**** STORED RECORDS ****

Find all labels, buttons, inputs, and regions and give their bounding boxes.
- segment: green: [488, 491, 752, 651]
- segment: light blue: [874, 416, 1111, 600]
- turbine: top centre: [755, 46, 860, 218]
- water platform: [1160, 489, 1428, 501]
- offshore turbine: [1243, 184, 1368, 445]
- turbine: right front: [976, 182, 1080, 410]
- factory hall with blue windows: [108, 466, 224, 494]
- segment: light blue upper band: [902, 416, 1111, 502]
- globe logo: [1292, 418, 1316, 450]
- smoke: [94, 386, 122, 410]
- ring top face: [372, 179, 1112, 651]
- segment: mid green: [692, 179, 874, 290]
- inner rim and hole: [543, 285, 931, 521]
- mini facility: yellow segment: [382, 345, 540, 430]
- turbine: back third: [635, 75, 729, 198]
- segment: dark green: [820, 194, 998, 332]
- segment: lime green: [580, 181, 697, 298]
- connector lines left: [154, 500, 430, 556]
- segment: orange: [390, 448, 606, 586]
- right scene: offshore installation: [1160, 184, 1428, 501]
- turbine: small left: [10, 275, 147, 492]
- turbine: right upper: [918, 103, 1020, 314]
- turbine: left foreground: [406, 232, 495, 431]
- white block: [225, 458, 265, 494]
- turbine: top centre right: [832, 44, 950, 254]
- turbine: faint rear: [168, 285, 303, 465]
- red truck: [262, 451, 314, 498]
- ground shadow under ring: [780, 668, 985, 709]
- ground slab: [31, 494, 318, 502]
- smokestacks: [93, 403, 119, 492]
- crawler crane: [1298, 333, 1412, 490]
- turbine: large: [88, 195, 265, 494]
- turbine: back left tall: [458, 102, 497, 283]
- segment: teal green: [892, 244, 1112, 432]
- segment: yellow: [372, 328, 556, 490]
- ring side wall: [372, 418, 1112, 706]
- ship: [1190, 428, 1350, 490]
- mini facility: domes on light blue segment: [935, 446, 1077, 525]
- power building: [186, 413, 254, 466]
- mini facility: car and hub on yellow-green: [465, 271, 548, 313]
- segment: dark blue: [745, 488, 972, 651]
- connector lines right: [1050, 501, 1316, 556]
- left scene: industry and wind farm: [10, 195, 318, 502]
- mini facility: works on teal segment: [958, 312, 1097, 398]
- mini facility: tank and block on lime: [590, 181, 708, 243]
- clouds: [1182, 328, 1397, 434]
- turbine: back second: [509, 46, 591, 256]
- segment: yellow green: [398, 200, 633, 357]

****

Convert every line of the material above into a numbered list, leaving out any blank lines.

1. Find all labels, buttons, inputs, and regions and give their bounding boxes.
2. - segment: green: [488, 491, 752, 651]
3. - segment: light blue: [874, 416, 1111, 600]
4. - turbine: top centre: [755, 46, 860, 218]
5. - water platform: [1160, 489, 1428, 501]
6. - offshore turbine: [1243, 184, 1368, 445]
7. - turbine: right front: [976, 182, 1080, 410]
8. - factory hall with blue windows: [108, 466, 224, 494]
9. - segment: light blue upper band: [902, 416, 1111, 502]
10. - globe logo: [1292, 418, 1316, 450]
11. - smoke: [94, 386, 122, 410]
12. - ring top face: [372, 179, 1112, 651]
13. - segment: mid green: [692, 179, 874, 290]
14. - inner rim and hole: [543, 285, 931, 521]
15. - mini facility: yellow segment: [382, 345, 540, 430]
16. - turbine: back third: [635, 75, 729, 198]
17. - segment: dark green: [820, 194, 998, 332]
18. - segment: lime green: [580, 181, 697, 298]
19. - connector lines left: [154, 500, 430, 556]
20. - segment: orange: [390, 448, 606, 586]
21. - right scene: offshore installation: [1160, 184, 1428, 501]
22. - turbine: small left: [10, 275, 147, 492]
23. - turbine: right upper: [918, 103, 1020, 314]
24. - turbine: left foreground: [406, 232, 495, 431]
25. - white block: [225, 458, 265, 494]
26. - turbine: top centre right: [832, 44, 950, 254]
27. - turbine: faint rear: [168, 285, 303, 465]
28. - red truck: [262, 451, 314, 498]
29. - ground shadow under ring: [780, 668, 985, 709]
30. - ground slab: [31, 494, 318, 502]
31. - smokestacks: [93, 403, 119, 492]
32. - crawler crane: [1298, 333, 1412, 490]
33. - turbine: large: [88, 195, 265, 494]
34. - turbine: back left tall: [458, 102, 497, 283]
35. - segment: teal green: [892, 244, 1112, 432]
36. - segment: yellow: [372, 328, 556, 490]
37. - ring side wall: [372, 418, 1112, 706]
38. - ship: [1190, 428, 1350, 490]
39. - mini facility: domes on light blue segment: [935, 446, 1077, 525]
40. - power building: [186, 413, 254, 466]
41. - mini facility: car and hub on yellow-green: [465, 271, 548, 313]
42. - segment: dark blue: [745, 488, 972, 651]
43. - connector lines right: [1050, 501, 1316, 556]
44. - left scene: industry and wind farm: [10, 195, 318, 502]
45. - mini facility: works on teal segment: [958, 312, 1097, 398]
46. - mini facility: tank and block on lime: [590, 181, 708, 243]
47. - clouds: [1182, 328, 1397, 434]
48. - turbine: back second: [509, 46, 591, 256]
49. - segment: yellow green: [398, 200, 633, 357]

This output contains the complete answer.